■ **PROBLEM DETAILS**
Pick out the lines containing "Wavelength".

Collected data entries
......
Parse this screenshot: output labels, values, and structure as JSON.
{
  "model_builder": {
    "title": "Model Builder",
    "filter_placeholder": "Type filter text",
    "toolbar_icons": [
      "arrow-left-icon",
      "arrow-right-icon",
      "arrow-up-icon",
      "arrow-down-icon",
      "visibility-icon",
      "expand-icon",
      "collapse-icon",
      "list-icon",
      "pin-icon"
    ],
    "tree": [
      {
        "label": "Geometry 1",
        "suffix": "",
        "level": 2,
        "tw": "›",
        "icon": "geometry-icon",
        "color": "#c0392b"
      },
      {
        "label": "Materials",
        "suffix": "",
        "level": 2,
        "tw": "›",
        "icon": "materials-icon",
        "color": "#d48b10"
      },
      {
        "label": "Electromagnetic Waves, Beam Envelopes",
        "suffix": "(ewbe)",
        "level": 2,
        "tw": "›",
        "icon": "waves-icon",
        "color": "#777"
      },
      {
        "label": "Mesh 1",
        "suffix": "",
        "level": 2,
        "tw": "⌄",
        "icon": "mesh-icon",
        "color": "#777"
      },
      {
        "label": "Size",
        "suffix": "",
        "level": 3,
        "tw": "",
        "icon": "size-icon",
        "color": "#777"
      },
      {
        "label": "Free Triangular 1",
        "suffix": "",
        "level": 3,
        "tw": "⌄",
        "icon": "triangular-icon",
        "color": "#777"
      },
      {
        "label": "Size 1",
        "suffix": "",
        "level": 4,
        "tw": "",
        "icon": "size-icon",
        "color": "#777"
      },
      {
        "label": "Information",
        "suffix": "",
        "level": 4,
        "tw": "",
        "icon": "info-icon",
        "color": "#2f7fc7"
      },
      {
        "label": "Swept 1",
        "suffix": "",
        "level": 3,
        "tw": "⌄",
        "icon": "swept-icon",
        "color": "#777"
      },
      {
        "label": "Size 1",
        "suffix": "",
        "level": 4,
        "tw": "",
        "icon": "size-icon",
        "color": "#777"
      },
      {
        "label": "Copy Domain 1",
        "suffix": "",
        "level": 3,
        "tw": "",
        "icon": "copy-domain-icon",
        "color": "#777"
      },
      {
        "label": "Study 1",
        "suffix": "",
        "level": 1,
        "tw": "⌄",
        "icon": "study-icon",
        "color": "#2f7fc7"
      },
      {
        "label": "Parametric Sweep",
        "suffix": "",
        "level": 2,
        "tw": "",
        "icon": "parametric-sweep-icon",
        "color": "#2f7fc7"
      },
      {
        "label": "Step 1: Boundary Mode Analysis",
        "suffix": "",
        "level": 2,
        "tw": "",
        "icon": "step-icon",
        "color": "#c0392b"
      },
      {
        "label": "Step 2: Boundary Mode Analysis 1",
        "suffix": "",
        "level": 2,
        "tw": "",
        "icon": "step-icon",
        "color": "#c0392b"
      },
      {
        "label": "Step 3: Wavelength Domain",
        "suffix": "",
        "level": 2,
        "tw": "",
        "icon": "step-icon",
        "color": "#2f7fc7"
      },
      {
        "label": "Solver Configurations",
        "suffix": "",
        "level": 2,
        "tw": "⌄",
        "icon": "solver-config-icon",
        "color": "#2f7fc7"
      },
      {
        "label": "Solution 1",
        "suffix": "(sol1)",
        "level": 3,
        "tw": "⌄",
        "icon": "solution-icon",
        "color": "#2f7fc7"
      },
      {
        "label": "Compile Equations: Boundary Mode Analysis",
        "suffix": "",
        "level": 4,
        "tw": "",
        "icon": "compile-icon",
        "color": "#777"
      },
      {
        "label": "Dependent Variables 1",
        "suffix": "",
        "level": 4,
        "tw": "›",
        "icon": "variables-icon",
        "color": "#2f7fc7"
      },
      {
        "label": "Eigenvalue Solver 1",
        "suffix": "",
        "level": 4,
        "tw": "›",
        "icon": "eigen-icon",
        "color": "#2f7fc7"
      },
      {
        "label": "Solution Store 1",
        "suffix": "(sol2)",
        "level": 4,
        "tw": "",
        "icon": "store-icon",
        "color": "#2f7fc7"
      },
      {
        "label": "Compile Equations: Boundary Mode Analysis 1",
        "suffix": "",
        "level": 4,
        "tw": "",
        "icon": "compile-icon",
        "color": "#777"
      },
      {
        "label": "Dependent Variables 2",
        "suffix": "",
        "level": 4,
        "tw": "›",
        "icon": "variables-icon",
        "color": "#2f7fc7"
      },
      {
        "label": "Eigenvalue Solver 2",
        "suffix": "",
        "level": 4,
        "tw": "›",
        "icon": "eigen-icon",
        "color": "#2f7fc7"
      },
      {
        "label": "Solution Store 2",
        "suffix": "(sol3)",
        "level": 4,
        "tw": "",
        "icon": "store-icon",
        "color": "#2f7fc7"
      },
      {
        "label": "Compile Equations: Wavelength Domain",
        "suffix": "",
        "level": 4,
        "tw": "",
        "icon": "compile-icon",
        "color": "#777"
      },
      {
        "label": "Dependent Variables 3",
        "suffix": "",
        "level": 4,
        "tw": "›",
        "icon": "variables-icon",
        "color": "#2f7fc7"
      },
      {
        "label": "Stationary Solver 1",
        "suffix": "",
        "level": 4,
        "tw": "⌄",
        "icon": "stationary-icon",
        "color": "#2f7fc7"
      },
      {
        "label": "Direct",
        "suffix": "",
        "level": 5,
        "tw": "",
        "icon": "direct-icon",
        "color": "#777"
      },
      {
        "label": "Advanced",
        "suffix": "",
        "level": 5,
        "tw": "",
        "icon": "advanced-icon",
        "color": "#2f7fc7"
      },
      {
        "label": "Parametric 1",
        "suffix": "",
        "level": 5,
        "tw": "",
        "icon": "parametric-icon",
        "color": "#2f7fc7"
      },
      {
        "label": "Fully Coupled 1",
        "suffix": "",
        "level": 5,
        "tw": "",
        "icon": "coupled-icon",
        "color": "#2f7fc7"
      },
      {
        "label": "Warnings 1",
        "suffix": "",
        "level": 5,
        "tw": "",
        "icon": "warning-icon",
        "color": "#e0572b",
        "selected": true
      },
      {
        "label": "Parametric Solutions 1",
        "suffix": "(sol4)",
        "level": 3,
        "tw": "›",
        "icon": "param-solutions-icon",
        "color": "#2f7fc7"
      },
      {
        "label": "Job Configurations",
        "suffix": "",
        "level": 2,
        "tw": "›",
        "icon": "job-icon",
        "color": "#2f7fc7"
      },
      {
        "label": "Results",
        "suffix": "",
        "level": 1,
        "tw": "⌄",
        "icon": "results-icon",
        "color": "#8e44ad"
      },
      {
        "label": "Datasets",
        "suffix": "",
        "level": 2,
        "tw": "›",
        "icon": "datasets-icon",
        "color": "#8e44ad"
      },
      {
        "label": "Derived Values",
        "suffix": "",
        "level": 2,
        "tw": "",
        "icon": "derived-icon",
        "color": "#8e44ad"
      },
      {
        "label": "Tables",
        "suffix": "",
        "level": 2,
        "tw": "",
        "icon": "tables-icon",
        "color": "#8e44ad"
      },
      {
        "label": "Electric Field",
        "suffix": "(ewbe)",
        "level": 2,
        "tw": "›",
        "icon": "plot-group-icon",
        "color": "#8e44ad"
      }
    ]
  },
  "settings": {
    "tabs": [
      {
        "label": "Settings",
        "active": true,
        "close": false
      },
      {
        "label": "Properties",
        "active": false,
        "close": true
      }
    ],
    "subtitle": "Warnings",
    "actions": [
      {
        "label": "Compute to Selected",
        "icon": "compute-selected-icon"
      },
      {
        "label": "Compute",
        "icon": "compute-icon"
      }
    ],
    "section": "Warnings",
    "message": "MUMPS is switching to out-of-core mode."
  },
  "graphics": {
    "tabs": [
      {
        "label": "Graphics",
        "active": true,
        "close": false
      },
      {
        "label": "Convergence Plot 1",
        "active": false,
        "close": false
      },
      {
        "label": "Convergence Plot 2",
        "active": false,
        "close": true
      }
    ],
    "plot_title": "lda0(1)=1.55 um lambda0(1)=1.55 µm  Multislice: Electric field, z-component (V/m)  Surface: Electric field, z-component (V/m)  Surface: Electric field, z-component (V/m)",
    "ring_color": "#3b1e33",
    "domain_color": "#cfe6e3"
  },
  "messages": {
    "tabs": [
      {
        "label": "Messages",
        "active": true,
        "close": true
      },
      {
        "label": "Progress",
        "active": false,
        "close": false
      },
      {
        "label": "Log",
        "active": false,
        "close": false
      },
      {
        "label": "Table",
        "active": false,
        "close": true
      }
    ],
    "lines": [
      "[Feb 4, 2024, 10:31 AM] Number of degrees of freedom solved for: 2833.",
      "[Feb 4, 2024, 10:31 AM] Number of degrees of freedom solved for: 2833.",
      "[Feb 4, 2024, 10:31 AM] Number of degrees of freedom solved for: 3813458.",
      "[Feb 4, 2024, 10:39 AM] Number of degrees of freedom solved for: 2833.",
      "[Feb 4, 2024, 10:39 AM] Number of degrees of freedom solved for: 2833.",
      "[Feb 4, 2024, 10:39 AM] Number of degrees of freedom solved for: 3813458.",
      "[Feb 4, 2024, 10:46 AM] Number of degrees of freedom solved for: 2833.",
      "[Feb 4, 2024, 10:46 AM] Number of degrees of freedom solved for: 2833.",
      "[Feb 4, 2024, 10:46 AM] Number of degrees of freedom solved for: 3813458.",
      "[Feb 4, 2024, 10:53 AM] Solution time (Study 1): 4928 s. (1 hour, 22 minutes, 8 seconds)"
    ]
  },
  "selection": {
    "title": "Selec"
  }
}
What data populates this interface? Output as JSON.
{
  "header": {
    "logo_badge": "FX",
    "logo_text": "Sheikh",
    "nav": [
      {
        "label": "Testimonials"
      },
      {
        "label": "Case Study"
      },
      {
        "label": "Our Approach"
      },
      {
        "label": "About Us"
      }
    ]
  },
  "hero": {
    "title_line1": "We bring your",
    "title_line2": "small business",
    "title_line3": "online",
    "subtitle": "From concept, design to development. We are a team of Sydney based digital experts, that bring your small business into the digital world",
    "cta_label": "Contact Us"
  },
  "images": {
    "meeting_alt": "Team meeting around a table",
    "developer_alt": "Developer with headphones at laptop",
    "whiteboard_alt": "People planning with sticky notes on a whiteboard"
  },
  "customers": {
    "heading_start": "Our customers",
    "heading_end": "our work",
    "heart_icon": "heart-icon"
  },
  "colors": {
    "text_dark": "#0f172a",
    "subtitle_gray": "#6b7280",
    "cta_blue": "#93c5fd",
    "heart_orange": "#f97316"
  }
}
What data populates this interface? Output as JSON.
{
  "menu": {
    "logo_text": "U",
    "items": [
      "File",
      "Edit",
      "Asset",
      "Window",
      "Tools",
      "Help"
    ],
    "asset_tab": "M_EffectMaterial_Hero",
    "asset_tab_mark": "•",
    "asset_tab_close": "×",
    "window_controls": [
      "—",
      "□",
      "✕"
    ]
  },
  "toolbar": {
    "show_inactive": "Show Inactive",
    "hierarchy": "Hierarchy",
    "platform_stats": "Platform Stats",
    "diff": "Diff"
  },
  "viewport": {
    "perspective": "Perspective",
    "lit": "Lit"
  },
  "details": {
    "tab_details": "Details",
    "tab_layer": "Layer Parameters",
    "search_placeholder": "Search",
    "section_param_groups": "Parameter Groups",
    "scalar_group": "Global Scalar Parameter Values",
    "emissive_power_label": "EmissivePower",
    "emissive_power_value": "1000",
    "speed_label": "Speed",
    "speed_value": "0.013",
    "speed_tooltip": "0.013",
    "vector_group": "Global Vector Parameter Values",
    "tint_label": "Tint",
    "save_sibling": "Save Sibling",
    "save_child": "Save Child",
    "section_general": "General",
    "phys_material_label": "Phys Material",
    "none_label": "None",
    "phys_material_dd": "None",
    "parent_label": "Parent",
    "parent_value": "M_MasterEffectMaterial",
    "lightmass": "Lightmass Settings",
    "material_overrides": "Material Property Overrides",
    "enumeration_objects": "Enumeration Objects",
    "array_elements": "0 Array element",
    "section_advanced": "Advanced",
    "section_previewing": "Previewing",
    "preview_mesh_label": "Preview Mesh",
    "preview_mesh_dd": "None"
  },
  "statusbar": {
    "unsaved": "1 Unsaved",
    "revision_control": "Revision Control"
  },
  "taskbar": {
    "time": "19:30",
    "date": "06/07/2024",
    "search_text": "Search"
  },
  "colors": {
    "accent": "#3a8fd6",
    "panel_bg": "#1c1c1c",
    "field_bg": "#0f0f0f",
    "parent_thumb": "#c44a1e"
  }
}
......
■ **WRITTEN SOLUTION**
        "label": "Step 3: Wavelength Domain",
        "label": "Compile Equations: Wavelength Domain",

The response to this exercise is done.